The lines to extract start at the one containing "Convert this document image to plain text." and end with the last line; give them exactly and nothing more.

Dataset items
>>>>>
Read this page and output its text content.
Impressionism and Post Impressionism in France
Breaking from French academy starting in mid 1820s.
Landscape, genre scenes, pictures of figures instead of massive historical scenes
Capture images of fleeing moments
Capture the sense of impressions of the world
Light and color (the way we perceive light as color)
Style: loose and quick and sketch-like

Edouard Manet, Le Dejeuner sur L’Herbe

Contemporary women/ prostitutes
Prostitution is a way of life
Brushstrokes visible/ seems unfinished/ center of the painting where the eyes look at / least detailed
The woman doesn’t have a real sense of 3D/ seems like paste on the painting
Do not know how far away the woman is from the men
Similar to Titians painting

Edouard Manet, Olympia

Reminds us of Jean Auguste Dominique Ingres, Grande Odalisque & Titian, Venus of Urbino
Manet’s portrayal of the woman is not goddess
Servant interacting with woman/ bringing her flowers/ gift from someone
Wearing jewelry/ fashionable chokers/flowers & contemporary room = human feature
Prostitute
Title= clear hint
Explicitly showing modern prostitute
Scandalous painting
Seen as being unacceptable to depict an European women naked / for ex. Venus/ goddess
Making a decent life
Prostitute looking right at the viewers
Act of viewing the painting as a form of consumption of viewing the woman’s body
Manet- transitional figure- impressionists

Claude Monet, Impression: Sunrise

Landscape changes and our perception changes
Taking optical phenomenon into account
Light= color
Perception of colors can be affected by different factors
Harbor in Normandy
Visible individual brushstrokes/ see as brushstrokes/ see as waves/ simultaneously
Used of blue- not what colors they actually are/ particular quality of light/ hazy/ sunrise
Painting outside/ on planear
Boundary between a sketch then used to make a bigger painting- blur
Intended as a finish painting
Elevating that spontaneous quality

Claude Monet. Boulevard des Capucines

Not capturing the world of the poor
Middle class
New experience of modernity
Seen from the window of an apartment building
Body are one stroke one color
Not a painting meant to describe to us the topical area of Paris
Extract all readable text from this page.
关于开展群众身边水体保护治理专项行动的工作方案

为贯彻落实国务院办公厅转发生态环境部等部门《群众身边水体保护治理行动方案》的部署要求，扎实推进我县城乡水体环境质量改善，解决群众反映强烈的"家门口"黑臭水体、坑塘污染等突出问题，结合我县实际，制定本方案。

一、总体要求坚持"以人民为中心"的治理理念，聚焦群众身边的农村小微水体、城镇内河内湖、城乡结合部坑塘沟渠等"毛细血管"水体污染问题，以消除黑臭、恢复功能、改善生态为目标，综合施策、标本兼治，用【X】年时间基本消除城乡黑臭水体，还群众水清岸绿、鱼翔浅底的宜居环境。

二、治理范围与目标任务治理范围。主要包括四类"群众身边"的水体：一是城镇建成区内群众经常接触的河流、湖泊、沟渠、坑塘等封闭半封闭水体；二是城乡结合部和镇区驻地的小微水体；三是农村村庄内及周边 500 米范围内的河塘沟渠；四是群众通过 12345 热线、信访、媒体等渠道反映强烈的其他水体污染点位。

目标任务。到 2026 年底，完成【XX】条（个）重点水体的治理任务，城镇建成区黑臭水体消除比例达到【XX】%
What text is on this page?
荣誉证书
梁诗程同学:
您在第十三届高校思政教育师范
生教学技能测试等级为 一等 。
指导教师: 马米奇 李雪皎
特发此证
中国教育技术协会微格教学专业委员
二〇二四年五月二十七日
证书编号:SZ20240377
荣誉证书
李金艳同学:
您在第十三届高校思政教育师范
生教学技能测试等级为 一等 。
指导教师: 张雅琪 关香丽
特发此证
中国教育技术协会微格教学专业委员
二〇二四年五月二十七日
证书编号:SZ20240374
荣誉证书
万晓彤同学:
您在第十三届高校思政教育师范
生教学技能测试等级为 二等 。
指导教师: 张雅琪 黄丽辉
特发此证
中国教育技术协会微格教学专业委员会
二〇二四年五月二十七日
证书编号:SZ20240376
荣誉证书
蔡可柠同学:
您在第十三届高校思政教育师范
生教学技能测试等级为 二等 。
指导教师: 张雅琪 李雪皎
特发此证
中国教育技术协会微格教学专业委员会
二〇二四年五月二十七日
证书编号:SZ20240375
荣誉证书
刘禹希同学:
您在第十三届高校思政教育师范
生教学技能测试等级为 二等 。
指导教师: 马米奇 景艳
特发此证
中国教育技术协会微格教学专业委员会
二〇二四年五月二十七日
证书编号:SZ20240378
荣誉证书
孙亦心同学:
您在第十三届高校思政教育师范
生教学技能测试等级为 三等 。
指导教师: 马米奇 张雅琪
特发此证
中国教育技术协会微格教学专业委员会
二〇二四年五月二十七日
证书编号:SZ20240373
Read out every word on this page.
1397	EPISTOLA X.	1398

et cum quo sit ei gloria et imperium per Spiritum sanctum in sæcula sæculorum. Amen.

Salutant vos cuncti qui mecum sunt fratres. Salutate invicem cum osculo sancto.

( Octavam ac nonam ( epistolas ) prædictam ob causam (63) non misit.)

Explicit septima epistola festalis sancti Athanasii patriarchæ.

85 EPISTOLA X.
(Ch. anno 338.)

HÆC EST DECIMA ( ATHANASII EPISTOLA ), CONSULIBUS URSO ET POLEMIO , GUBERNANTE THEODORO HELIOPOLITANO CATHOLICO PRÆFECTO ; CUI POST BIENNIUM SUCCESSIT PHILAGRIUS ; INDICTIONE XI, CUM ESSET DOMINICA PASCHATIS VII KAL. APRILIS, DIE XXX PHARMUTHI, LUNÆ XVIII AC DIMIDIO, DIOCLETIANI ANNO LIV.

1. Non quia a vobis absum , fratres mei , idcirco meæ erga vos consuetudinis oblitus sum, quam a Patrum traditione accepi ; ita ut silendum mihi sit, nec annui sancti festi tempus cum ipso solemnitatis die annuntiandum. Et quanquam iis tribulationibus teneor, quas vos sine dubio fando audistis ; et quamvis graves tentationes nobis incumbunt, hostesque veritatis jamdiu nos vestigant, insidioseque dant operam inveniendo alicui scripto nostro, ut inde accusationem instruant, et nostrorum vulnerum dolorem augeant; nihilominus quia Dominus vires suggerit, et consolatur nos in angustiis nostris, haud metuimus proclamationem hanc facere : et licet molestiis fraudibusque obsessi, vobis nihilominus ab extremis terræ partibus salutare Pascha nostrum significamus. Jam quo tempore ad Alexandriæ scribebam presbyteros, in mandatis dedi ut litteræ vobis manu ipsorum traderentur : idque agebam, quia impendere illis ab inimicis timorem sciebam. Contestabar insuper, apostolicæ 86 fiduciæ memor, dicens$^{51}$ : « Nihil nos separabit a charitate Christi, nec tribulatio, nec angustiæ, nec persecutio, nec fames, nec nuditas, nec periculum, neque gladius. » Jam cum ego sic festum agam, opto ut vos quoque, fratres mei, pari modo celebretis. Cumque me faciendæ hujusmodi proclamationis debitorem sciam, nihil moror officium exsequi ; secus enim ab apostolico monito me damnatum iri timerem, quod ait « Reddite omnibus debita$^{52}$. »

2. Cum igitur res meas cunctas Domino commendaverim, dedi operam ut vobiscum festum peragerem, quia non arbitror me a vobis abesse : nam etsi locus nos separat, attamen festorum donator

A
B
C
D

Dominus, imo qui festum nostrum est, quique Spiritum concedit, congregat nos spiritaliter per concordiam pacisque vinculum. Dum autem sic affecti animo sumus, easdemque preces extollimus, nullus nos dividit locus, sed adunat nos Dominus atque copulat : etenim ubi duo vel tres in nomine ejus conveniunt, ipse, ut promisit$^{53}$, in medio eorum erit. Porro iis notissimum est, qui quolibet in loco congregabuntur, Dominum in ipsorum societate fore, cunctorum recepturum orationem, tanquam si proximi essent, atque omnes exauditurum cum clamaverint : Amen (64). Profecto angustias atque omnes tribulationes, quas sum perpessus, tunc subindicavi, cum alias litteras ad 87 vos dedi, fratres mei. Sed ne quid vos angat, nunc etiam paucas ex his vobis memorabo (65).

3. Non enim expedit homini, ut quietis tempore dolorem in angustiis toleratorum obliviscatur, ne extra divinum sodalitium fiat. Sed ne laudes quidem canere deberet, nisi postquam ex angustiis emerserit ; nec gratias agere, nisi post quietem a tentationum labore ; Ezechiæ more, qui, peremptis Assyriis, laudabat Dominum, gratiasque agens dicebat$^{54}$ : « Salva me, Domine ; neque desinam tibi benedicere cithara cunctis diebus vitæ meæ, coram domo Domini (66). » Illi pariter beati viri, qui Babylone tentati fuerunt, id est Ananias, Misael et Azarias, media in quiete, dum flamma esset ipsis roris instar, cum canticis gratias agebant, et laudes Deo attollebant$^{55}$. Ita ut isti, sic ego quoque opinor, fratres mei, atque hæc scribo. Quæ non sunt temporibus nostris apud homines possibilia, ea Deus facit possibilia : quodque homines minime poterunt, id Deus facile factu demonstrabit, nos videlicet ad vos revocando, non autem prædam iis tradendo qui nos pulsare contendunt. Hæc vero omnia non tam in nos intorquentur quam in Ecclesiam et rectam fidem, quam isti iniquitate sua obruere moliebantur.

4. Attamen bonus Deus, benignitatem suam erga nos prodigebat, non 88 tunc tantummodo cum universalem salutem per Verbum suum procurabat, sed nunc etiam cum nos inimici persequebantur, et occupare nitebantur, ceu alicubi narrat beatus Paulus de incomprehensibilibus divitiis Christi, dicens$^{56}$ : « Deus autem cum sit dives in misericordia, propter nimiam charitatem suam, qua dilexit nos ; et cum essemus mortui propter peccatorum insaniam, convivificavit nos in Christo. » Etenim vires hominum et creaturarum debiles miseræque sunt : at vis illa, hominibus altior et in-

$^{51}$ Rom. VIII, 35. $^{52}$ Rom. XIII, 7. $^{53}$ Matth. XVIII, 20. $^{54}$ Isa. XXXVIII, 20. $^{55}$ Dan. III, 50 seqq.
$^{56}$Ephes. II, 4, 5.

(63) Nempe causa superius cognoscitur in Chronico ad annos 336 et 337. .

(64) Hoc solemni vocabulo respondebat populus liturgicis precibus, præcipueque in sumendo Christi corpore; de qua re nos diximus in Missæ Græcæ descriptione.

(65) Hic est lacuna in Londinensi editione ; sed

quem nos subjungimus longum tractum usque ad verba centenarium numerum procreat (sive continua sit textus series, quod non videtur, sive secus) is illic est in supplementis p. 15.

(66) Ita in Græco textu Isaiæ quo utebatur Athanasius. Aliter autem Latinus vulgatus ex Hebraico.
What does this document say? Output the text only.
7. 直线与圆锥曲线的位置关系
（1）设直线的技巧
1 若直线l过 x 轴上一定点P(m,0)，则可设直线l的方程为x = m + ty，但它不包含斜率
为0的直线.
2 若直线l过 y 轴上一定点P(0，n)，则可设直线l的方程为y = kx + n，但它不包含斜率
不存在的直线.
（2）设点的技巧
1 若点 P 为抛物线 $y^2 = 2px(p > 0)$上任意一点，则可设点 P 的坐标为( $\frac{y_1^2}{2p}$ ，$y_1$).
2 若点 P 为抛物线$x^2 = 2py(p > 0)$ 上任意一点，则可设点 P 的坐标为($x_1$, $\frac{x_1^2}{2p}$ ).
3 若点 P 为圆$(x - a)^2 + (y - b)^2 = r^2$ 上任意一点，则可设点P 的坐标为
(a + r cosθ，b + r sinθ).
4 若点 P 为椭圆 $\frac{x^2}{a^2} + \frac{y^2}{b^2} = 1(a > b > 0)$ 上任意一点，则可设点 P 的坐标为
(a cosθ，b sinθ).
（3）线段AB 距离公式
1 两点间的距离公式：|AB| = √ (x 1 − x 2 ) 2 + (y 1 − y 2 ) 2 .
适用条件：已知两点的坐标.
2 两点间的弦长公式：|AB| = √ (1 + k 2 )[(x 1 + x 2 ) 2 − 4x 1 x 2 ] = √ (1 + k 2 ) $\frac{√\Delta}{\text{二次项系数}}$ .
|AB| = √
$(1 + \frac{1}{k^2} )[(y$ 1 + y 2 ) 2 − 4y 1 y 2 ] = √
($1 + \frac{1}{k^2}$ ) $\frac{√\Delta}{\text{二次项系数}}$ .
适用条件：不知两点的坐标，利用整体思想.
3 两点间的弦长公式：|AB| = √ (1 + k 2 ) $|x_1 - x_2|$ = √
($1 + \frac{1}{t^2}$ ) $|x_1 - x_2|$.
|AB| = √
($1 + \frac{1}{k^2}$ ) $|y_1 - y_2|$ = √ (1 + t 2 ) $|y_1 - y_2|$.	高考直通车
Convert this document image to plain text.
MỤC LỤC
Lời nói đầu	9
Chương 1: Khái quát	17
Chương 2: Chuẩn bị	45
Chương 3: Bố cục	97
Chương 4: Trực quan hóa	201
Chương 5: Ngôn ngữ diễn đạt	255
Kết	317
<<<<<
**Final result:**
Convert this document image to plain text.
MỤC LỤC
Lời nói đầu	9
Chương 1: Khái quát	17
Chương 2: Chuẩn bị	45
Chương 3: Bố cục	97
Chương 4: Trực quan hóa	201
Chương 5: Ngôn ngữ diễn đạt	255
Kết	317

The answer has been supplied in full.